- Entries from a dataset -
○ ○ ○

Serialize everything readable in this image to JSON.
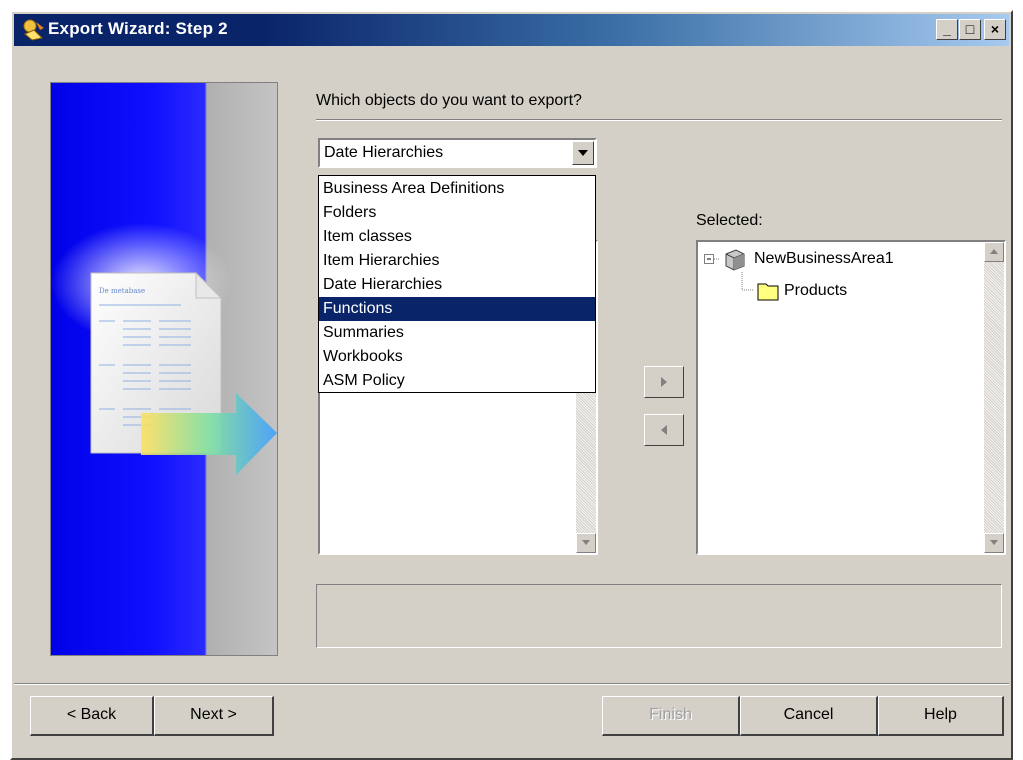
{
  "window": {
    "title": "Export Wizard: Step 2",
    "icon": "wizard-icon",
    "controls": {
      "minimize": "_",
      "maximize": "□",
      "close": "×"
    }
  },
  "banner": {
    "doc_heading": "De metabase",
    "icon": "document-export-illustration"
  },
  "main": {
    "prompt": "Which objects do you want to export?",
    "object_type_combo": {
      "value": "Date Hierarchies",
      "options": [
        "Business Area Definitions",
        "Folders",
        "Item classes",
        "Item Hierarchies",
        "Date Hierarchies",
        "Functions",
        "Summaries",
        "Workbooks",
        "ASM Policy"
      ],
      "highlighted": "Functions"
    },
    "selected_label": "Selected:",
    "selected_tree": [
      {
        "label": "NewBusinessArea1",
        "icon": "business-area-icon",
        "expanded": true
      },
      {
        "label": "Products",
        "icon": "folder-icon"
      }
    ]
  },
  "buttons": {
    "back": "< Back",
    "next": "Next >",
    "finish": "Finish",
    "cancel": "Cancel",
    "help": "Help"
  },
  "colors": {
    "title_bar": "#0a246a",
    "face": "#d4d0c8",
    "selection": "#0a246a",
    "banner_blue": "#0000e8"
  }
}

○ ○ ○

- Exercise aim -
In this exercise, set down all of the data exactly, without the pictures.

- Problem solution -
Serialize everything readable in this image to JSON.
{
  "window": {
    "title": "Export Wizard: Step 2",
    "icon": "wizard-icon",
    "controls": {
      "minimize": "_",
      "maximize": "□",
      "close": "×"
    }
  },
  "banner": {
    "doc_heading": "De metabase",
    "icon": "document-export-illustration"
  },
  "main": {
    "prompt": "Which objects do you want to export?",
    "object_type_combo": {
      "value": "Date Hierarchies",
      "options": [
        "Business Area Definitions",
        "Folders",
        "Item classes",
        "Item Hierarchies",
        "Date Hierarchies",
        "Functions",
        "Summaries",
        "Workbooks",
        "ASM Policy"
      ],
      "highlighted": "Functions"
    },
    "selected_label": "Selected:",
    "selected_tree": [
      {
        "label": "NewBusinessArea1",
        "icon": "business-area-icon",
        "expanded": true
      },
      {
        "label": "Products",
        "icon": "folder-icon"
      }
    ]
  },
  "buttons": {
    "back": "< Back",
    "next": "Next >",
    "finish": "Finish",
    "cancel": "Cancel",
    "help": "Help"
  },
  "colors": {
    "title_bar": "#0a246a",
    "face": "#d4d0c8",
    "selection": "#0a246a",
    "banner_blue": "#0000e8"
  }
}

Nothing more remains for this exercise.